# WHAT IS ASKED:
Only the number is wanted: how many lines hold the word "does"?

# DATA:

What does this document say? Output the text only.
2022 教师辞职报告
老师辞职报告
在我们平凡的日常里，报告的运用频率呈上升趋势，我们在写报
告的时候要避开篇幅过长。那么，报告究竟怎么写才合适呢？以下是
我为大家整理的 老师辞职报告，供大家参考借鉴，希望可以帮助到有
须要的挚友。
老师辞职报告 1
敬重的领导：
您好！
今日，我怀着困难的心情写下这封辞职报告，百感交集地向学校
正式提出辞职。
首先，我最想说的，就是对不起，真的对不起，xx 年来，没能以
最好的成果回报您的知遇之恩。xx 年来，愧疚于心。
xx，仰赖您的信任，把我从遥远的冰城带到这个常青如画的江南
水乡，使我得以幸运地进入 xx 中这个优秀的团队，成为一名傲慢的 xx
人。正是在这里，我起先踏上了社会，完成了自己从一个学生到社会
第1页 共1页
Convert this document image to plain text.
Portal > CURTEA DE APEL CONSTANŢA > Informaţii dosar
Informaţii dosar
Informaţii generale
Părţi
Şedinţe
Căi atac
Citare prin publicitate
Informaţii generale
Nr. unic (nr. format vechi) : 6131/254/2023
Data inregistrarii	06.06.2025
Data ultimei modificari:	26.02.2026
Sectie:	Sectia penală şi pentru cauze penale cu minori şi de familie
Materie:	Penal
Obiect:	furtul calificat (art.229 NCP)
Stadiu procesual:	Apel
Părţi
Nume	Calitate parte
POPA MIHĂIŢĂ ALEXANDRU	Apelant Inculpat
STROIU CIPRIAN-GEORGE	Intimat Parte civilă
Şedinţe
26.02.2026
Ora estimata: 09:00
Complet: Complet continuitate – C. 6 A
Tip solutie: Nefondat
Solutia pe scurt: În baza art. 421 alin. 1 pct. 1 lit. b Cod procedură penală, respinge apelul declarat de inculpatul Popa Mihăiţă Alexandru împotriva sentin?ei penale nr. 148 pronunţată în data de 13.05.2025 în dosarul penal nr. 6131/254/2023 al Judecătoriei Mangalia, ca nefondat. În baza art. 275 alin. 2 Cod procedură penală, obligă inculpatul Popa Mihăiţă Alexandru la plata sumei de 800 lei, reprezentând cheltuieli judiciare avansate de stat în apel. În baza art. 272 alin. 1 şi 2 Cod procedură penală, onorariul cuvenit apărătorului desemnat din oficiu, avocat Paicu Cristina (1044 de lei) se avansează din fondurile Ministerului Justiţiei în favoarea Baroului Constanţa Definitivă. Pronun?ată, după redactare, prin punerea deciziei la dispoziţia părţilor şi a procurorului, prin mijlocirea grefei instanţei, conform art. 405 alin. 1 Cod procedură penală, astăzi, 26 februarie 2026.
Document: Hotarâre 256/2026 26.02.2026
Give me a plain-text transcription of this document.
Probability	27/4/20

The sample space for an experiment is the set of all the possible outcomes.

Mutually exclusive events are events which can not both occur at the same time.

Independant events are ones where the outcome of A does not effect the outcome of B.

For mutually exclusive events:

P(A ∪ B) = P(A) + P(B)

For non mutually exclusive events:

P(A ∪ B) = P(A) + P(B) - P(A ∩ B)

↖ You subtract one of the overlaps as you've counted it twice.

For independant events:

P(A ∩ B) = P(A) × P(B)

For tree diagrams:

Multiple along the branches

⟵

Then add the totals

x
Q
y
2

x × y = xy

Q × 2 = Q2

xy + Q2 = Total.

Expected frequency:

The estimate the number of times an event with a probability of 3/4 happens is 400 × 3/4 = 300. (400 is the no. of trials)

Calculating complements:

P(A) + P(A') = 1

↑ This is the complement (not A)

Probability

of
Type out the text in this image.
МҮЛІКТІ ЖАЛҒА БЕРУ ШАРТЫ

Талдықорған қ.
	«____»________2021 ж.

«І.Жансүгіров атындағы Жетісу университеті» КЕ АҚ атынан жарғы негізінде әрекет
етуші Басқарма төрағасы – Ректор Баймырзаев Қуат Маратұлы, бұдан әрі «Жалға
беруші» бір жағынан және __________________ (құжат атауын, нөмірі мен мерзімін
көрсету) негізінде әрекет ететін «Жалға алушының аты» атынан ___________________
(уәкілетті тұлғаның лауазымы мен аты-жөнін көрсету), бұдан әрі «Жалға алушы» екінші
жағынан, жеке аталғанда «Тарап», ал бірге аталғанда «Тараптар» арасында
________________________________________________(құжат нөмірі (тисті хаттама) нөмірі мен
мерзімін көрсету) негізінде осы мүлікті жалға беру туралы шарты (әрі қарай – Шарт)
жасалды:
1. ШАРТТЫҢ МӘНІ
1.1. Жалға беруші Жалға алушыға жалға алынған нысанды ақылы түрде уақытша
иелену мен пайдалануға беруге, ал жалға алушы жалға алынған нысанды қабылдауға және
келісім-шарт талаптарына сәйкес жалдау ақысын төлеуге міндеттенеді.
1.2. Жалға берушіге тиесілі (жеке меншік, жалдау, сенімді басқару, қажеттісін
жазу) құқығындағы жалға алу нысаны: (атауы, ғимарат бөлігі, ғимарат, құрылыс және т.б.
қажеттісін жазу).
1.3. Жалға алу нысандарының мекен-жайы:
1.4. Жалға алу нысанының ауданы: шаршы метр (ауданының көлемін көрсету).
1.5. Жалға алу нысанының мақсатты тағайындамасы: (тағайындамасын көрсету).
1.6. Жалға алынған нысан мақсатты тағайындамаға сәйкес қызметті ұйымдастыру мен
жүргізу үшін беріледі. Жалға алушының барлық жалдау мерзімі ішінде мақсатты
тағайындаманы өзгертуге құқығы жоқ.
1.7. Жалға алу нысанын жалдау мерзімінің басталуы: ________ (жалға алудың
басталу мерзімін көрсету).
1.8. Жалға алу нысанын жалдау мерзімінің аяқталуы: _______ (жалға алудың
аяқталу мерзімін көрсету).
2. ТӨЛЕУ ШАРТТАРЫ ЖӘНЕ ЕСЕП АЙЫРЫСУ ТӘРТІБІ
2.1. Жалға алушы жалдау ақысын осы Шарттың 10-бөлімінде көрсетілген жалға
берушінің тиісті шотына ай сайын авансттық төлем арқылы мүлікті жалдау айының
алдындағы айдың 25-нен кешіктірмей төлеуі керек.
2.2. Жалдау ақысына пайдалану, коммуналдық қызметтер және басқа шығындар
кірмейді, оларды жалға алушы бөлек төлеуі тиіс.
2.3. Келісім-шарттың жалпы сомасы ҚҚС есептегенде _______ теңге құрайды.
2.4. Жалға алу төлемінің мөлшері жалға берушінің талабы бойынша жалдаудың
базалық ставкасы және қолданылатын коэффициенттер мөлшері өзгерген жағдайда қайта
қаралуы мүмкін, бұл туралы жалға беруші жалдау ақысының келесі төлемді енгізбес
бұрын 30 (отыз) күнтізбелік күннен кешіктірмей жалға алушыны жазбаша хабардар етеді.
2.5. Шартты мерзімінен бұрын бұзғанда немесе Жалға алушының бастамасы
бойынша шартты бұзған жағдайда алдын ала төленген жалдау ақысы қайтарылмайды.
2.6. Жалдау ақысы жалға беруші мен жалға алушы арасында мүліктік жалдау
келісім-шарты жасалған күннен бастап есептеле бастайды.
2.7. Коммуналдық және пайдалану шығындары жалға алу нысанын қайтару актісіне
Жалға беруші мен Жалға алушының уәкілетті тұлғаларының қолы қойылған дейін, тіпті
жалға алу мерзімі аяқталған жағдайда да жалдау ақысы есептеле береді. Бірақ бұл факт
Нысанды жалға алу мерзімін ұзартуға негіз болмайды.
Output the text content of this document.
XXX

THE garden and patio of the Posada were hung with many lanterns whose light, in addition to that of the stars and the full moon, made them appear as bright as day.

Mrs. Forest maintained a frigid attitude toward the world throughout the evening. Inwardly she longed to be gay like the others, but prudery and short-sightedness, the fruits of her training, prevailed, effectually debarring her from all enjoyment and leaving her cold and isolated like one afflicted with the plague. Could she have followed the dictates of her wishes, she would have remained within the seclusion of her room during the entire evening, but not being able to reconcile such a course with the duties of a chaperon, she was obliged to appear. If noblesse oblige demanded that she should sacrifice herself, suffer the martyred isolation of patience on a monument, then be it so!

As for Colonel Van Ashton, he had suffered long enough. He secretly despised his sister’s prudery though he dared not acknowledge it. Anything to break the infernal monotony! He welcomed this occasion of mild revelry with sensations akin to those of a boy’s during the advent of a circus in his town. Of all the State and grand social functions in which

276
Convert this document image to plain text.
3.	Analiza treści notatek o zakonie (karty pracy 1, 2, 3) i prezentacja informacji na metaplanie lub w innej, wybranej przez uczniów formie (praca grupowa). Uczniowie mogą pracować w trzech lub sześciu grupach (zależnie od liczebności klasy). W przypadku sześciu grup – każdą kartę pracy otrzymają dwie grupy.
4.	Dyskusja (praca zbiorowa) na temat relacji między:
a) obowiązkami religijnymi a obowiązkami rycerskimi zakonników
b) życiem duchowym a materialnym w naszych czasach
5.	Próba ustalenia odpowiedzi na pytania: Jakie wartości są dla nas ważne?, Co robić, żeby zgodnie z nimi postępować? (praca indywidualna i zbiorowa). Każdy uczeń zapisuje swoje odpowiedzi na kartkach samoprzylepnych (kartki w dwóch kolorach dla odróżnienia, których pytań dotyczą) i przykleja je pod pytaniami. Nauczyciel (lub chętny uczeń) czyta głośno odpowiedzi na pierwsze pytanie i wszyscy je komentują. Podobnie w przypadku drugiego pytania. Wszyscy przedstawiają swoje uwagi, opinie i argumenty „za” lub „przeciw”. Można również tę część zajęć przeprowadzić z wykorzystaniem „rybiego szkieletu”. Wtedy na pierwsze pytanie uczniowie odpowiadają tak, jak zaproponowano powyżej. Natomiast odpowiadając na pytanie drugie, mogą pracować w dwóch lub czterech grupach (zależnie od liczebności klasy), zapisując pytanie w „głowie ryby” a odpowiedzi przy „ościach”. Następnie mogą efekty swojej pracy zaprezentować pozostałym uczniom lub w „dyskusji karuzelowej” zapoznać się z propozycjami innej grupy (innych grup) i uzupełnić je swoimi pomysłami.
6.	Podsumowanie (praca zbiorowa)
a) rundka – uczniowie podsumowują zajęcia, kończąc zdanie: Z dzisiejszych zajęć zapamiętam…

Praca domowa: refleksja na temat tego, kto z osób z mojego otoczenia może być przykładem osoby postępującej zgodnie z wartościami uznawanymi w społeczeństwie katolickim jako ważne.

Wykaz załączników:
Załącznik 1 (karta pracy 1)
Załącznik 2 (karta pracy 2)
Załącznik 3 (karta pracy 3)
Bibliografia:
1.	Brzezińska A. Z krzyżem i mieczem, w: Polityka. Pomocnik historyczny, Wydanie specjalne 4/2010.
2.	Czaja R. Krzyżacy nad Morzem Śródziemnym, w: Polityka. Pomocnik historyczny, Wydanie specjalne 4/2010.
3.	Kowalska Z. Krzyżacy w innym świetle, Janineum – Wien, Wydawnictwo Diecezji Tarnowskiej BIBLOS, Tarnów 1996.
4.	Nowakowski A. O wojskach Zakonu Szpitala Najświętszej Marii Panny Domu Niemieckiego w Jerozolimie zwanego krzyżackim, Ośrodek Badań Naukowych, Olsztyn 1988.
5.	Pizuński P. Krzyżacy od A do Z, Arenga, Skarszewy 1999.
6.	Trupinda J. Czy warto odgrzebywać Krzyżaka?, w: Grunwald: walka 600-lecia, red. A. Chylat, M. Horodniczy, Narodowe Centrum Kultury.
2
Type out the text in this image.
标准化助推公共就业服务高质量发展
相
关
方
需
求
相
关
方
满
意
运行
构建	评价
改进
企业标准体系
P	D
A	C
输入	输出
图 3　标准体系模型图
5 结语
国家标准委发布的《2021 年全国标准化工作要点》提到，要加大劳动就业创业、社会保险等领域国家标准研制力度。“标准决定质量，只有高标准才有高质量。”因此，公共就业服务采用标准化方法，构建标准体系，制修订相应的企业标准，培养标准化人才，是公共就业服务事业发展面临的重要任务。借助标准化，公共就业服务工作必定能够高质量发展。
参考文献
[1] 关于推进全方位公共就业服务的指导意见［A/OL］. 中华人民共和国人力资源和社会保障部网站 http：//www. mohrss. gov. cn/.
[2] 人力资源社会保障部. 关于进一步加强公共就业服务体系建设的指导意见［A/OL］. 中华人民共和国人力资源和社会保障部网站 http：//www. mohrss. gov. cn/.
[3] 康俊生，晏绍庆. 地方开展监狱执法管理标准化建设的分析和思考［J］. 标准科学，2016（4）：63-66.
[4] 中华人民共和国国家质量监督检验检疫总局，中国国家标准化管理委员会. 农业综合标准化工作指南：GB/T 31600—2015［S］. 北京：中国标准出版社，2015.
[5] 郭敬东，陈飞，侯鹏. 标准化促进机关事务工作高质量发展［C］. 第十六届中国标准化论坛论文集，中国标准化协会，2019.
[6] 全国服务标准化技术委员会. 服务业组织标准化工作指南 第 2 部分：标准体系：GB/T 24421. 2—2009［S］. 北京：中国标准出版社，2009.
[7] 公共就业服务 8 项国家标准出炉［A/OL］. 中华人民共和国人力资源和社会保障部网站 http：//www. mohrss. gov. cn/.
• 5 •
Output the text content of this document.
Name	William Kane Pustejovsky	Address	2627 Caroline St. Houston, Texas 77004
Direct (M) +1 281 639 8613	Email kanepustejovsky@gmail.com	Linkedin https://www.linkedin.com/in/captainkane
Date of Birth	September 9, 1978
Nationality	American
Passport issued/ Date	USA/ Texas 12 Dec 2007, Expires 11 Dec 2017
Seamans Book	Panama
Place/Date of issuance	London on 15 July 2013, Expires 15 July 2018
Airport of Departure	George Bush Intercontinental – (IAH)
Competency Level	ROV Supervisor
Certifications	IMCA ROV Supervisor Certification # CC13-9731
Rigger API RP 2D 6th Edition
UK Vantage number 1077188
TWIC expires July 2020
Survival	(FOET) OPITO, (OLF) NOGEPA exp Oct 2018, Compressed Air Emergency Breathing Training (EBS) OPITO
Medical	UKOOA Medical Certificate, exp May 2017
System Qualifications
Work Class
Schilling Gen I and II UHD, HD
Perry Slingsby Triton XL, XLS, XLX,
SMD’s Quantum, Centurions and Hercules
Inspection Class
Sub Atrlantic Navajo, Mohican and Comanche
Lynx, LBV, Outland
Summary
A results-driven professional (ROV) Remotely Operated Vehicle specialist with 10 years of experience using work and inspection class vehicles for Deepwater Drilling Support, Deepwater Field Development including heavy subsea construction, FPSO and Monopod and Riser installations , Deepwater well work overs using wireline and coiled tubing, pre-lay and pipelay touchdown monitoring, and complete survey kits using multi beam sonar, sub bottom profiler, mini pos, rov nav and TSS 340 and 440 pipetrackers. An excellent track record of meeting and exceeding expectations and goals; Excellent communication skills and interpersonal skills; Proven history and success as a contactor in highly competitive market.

# EXERCISE SOLUTION:
2